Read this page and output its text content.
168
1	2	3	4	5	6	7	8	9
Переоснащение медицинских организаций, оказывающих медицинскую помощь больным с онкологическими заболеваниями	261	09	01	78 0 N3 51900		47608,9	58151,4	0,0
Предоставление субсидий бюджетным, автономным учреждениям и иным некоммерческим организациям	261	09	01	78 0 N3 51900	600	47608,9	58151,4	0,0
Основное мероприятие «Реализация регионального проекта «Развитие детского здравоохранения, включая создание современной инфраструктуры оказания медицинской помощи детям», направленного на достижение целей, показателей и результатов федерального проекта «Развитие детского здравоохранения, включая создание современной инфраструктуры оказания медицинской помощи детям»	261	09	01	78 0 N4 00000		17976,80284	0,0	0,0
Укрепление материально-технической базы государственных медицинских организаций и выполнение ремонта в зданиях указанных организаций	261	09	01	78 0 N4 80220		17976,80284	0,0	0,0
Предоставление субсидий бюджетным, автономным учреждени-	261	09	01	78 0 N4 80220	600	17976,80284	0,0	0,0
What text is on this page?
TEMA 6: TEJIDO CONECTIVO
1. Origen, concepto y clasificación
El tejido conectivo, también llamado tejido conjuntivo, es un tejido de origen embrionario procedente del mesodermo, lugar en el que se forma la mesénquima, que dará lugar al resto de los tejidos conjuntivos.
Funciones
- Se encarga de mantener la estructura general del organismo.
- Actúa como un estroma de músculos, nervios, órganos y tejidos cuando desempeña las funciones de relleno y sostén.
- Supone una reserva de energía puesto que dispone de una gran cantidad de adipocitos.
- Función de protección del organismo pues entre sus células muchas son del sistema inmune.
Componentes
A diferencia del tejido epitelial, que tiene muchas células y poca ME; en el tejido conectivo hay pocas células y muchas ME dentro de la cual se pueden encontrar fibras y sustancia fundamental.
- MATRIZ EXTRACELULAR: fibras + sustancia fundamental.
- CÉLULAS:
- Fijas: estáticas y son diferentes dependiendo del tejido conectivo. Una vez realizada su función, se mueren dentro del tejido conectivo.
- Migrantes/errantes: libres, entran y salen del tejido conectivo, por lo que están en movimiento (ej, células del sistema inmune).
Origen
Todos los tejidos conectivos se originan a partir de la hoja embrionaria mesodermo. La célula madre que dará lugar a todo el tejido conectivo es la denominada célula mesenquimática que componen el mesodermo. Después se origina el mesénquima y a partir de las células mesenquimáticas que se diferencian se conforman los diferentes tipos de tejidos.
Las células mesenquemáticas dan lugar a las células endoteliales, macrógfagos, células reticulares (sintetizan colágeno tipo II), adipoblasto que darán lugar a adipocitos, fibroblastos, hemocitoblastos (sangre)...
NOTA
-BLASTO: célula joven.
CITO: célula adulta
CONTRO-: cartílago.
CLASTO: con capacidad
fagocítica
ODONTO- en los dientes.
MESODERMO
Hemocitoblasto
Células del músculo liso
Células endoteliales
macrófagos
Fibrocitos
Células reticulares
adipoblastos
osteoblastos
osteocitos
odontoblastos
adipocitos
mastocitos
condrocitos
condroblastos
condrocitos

:: What the task requires ::
From the listing above, collect each line in which the string "organismo" appears.

:: Solution to this exercise ::
- Se encarga de mantener la estructura general del organismo.
- Función de protección del organismo pues entre sus células muchas son del sistema inmune.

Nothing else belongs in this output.